*Exercise instructions*
Search the listing below for the string "FMEA" and show each line that contains it.

=== Section Start ===

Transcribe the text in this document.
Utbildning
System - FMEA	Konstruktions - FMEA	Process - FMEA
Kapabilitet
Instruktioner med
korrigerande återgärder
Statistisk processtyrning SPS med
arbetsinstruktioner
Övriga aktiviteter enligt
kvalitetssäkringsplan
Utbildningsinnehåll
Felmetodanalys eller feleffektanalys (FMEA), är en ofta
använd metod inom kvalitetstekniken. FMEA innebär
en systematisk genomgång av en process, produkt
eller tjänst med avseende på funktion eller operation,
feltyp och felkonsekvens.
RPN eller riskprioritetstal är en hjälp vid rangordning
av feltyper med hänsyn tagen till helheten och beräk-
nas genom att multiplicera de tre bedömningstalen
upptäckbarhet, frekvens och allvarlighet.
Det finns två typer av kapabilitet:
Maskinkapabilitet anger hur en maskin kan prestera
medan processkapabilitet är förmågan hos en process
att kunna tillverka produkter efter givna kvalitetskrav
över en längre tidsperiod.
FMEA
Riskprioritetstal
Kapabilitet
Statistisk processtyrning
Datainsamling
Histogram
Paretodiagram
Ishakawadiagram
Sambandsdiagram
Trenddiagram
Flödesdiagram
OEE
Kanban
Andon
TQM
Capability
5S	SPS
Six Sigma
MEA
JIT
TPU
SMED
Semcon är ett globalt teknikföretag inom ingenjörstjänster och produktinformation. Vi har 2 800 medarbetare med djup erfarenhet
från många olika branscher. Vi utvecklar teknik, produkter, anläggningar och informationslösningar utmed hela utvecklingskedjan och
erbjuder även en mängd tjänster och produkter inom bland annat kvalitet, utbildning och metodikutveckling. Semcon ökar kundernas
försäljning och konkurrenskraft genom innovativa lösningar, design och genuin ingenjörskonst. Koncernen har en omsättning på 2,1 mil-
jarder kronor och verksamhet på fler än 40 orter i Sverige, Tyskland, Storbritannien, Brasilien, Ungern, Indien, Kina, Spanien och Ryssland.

=== Section End ===

*Result of the task*
System - FMEA	Konstruktions - FMEA	Process - FMEA
Felmetodanalys eller feleffektanalys (FMEA), är en ofta
använd metod inom kvalitetstekniken. FMEA innebär
FMEA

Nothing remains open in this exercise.